Rows from a dataset:
--------------------
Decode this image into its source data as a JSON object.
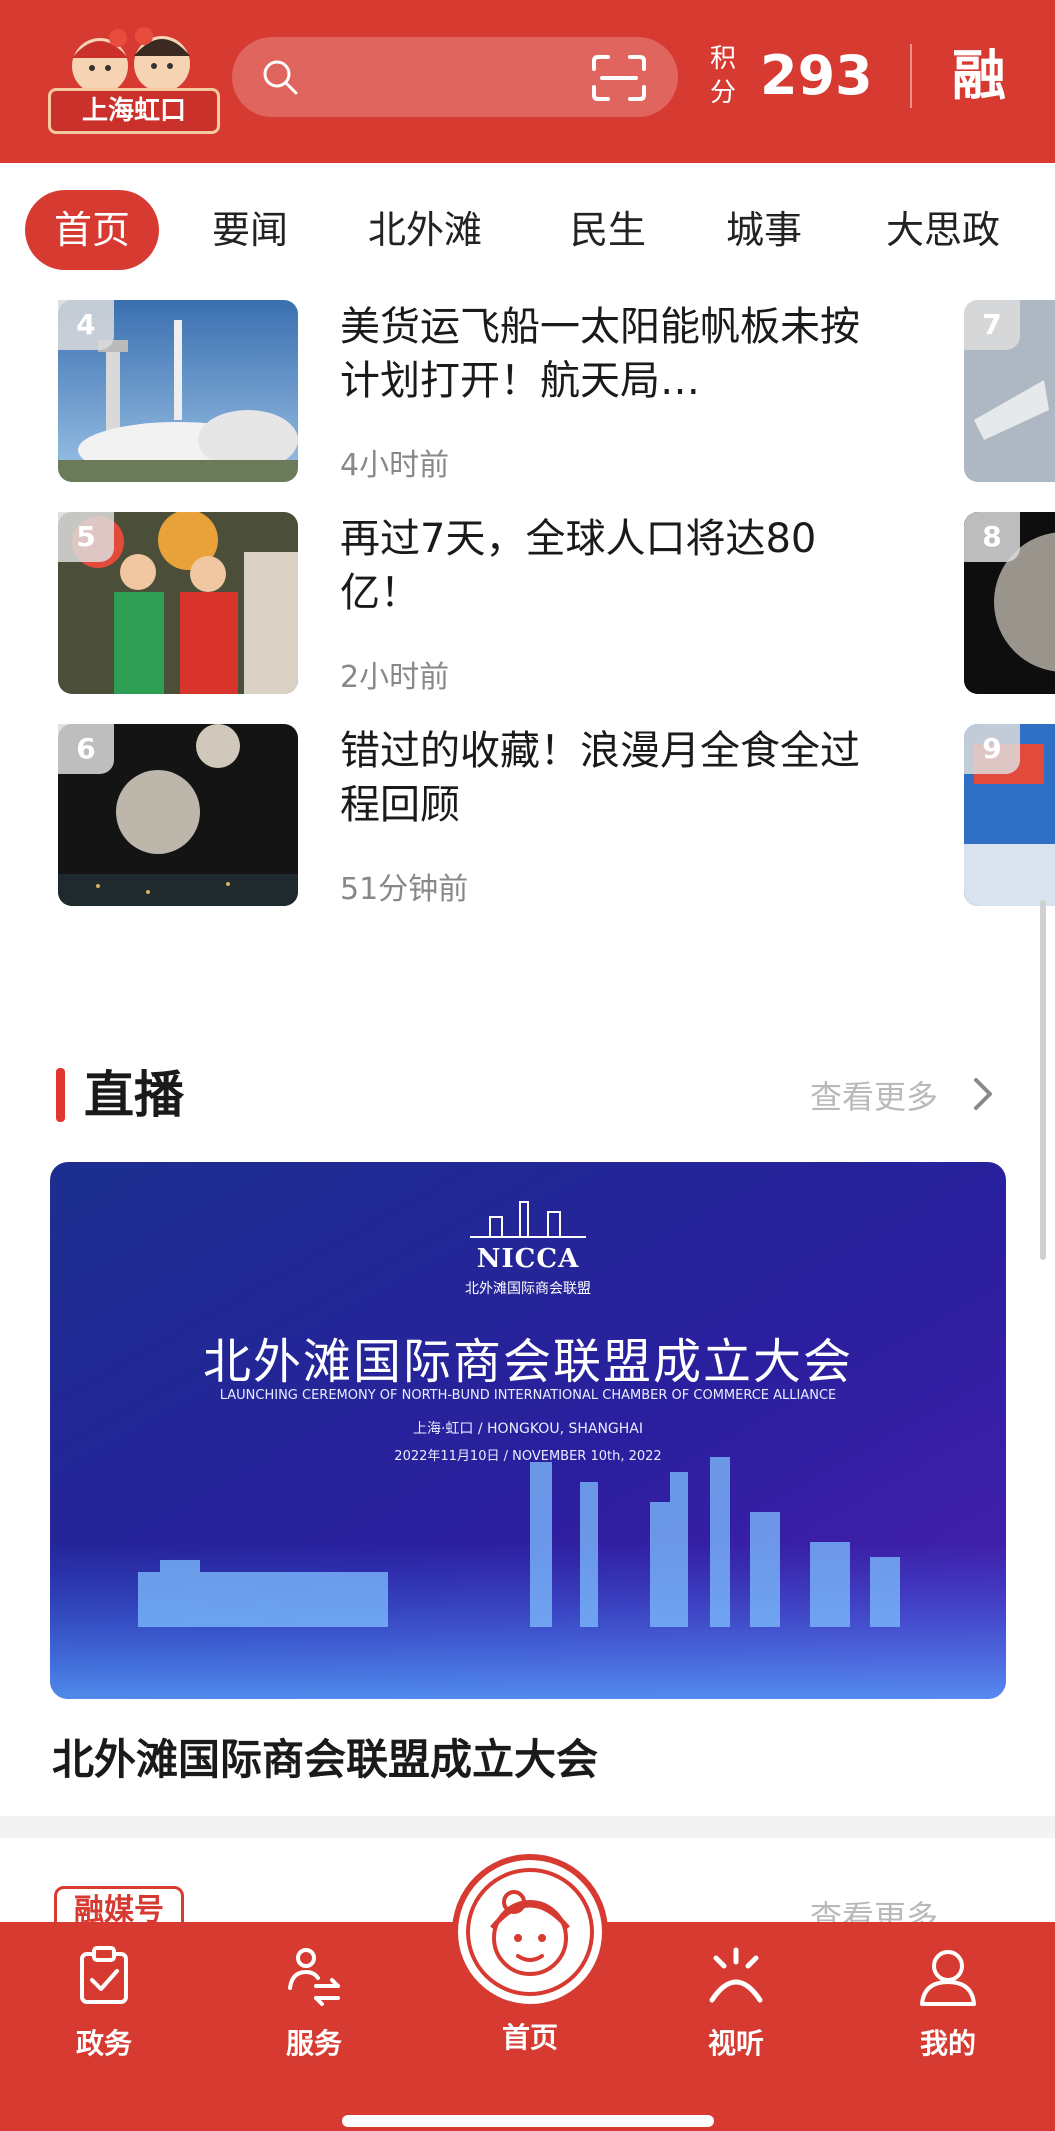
{
  "header": {
    "logo_text": "上海虹口",
    "points_label": "积分",
    "points_value": "293",
    "rong_label": "融"
  },
  "tabs": [
    {
      "label": "首页",
      "active": true
    },
    {
      "label": "要闻",
      "active": false
    },
    {
      "label": "北外滩",
      "active": false
    },
    {
      "label": "民生",
      "active": false
    },
    {
      "label": "城事",
      "active": false
    },
    {
      "label": "大思政",
      "active": false
    }
  ],
  "news": [
    {
      "rank": "4",
      "title": "美货运飞船一太阳能帆板未按计划打开！航天局…",
      "time": "4小时前"
    },
    {
      "rank": "5",
      "title": "再过7天，全球人口将达80亿！",
      "time": "2小时前"
    },
    {
      "rank": "6",
      "title": "错过的收藏！浪漫月全食全过程回顾",
      "time": "51分钟前"
    }
  ],
  "side_ranks": [
    "7",
    "8",
    "9"
  ],
  "live": {
    "section_title": "直播",
    "more": "查看更多",
    "banner": {
      "org": "NICCA",
      "org_cn": "北外滩国际商会联盟",
      "title_cn": "北外滩国际商会联盟成立大会",
      "title_en": "LAUNCHING CEREMONY OF NORTH-BUND INTERNATIONAL CHAMBER OF COMMERCE ALLIANCE",
      "location": "上海·虹口 / HONGKOU, SHANGHAI",
      "date": "2022年11月10日 / NOVEMBER 10th, 2022"
    },
    "caption": "北外滩国际商会联盟成立大会"
  },
  "media": {
    "tag": "融媒号",
    "more": "查看更多"
  },
  "bottom_nav": {
    "items": [
      {
        "label": "政务",
        "icon": "clipboard-check-icon"
      },
      {
        "label": "服务",
        "icon": "service-person-icon"
      },
      {
        "label": "首页",
        "icon": "mascot-home-icon"
      },
      {
        "label": "视听",
        "icon": "broadcast-icon"
      },
      {
        "label": "我的",
        "icon": "user-icon"
      }
    ]
  },
  "colors": {
    "brand_red": "#d63a31",
    "muted_text": "#888888"
  }
}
--------------------
Set exercise:
Quote the entries above word for word. Leave the images out.

Task answer:
Decode this image into its source data as a JSON object.
{
  "header": {
    "logo_text": "上海虹口",
    "points_label": "积分",
    "points_value": "293",
    "rong_label": "融"
  },
  "tabs": [
    {
      "label": "首页",
      "active": true
    },
    {
      "label": "要闻",
      "active": false
    },
    {
      "label": "北外滩",
      "active": false
    },
    {
      "label": "民生",
      "active": false
    },
    {
      "label": "城事",
      "active": false
    },
    {
      "label": "大思政",
      "active": false
    }
  ],
  "news": [
    {
      "rank": "4",
      "title": "美货运飞船一太阳能帆板未按计划打开！航天局…",
      "time": "4小时前"
    },
    {
      "rank": "5",
      "title": "再过7天，全球人口将达80亿！",
      "time": "2小时前"
    },
    {
      "rank": "6",
      "title": "错过的收藏！浪漫月全食全过程回顾",
      "time": "51分钟前"
    }
  ],
  "side_ranks": [
    "7",
    "8",
    "9"
  ],
  "live": {
    "section_title": "直播",
    "more": "查看更多",
    "banner": {
      "org": "NICCA",
      "org_cn": "北外滩国际商会联盟",
      "title_cn": "北外滩国际商会联盟成立大会",
      "title_en": "LAUNCHING CEREMONY OF NORTH-BUND INTERNATIONAL CHAMBER OF COMMERCE ALLIANCE",
      "location": "上海·虹口 / HONGKOU, SHANGHAI",
      "date": "2022年11月10日 / NOVEMBER 10th, 2022"
    },
    "caption": "北外滩国际商会联盟成立大会"
  },
  "media": {
    "tag": "融媒号",
    "more": "查看更多"
  },
  "bottom_nav": {
    "items": [
      {
        "label": "政务",
        "icon": "clipboard-check-icon"
      },
      {
        "label": "服务",
        "icon": "service-person-icon"
      },
      {
        "label": "首页",
        "icon": "mascot-home-icon"
      },
      {
        "label": "视听",
        "icon": "broadcast-icon"
      },
      {
        "label": "我的",
        "icon": "user-icon"
      }
    ]
  },
  "colors": {
    "brand_red": "#d63a31",
    "muted_text": "#888888"
  }
}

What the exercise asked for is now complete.